▸ **Goal**:
Return all of the entries exactly as written.

▸ **Records provided**:
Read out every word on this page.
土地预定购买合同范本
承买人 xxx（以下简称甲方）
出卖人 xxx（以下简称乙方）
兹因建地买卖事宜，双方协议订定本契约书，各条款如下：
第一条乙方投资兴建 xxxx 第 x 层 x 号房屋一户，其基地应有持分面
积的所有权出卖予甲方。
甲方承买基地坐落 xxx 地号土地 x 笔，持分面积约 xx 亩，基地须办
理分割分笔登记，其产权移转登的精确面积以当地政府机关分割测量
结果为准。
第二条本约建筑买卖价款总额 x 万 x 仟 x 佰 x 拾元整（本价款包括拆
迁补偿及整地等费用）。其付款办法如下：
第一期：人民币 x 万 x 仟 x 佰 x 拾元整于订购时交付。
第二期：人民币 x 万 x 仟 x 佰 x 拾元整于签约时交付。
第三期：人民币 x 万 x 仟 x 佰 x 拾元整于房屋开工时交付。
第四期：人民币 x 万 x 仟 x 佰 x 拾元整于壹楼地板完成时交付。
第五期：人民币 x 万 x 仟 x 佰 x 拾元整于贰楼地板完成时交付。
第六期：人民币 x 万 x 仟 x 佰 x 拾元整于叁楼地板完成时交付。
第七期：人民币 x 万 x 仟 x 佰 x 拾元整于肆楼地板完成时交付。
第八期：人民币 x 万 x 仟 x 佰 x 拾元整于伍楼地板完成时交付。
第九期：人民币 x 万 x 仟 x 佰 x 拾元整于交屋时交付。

▸ **Solution to the problem**:
Read out every word on this page.
土地预定购买合同范本
承买人 xxx（以下简称甲方）
出卖人 xxx（以下简称乙方）
兹因建地买卖事宜，双方协议订定本契约书，各条款如下：
第一条乙方投资兴建 xxxx 第 x 层 x 号房屋一户，其基地应有持分面
积的所有权出卖予甲方。
甲方承买基地坐落 xxx 地号土地 x 笔，持分面积约 xx 亩，基地须办
理分割分笔登记，其产权移转登的精确面积以当地政府机关分割测量
结果为准。
第二条本约建筑买卖价款总额 x 万 x 仟 x 佰 x 拾元整（本价款包括拆
迁补偿及整地等费用）。其付款办法如下：
第一期：人民币 x 万 x 仟 x 佰 x 拾元整于订购时交付。
第二期：人民币 x 万 x 仟 x 佰 x 拾元整于签约时交付。
第三期：人民币 x 万 x 仟 x 佰 x 拾元整于房屋开工时交付。
第四期：人民币 x 万 x 仟 x 佰 x 拾元整于壹楼地板完成时交付。
第五期：人民币 x 万 x 仟 x 佰 x 拾元整于贰楼地板完成时交付。
第六期：人民币 x 万 x 仟 x 佰 x 拾元整于叁楼地板完成时交付。
第七期：人民币 x 万 x 仟 x 佰 x 拾元整于肆楼地板完成时交付。
第八期：人民币 x 万 x 仟 x 佰 x 拾元整于伍楼地板完成时交付。
第九期：人民币 x 万 x 仟 x 佰 x 拾元整于交屋时交付。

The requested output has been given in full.